[Instructions to follow]
Pull every line of the entries that has the word "SHAP".

[Supplied records]
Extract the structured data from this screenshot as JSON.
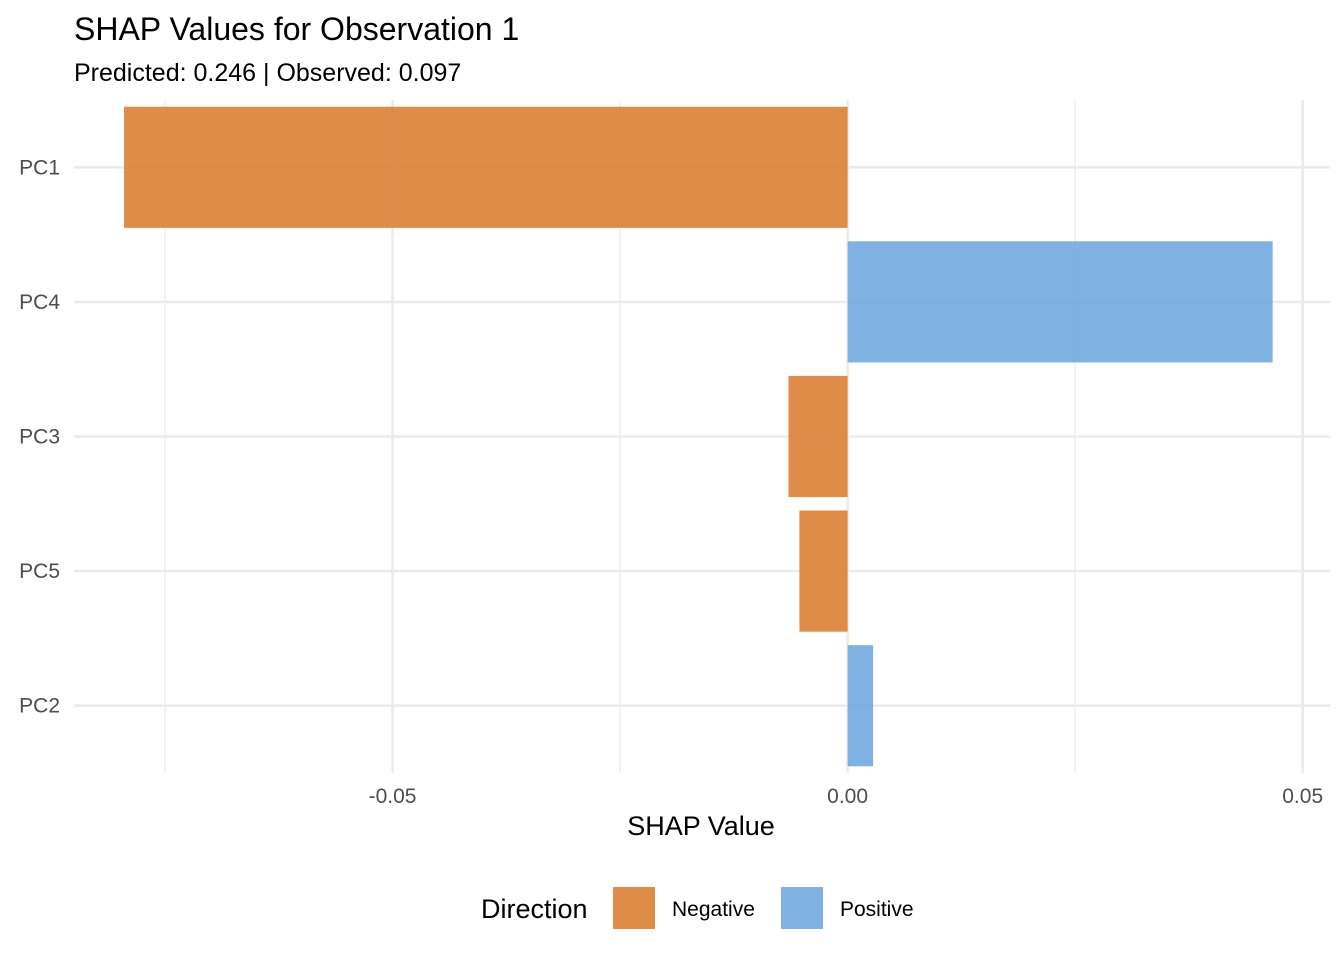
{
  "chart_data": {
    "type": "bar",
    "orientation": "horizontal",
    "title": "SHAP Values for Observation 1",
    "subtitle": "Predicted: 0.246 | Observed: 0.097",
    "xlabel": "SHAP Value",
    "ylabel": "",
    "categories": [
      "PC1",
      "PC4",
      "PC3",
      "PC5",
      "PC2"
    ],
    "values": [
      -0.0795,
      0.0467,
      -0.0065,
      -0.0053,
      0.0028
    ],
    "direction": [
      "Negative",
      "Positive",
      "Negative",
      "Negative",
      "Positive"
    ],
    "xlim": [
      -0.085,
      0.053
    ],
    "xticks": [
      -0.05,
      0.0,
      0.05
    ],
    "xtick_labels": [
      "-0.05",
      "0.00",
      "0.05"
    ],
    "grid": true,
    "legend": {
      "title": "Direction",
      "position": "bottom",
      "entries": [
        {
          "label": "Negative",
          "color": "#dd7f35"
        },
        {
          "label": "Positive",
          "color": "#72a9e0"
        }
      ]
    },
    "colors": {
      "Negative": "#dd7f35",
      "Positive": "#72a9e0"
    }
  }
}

[Solution]
    "title": "SHAP Values for Observation 1",
    "xlabel": "SHAP Value",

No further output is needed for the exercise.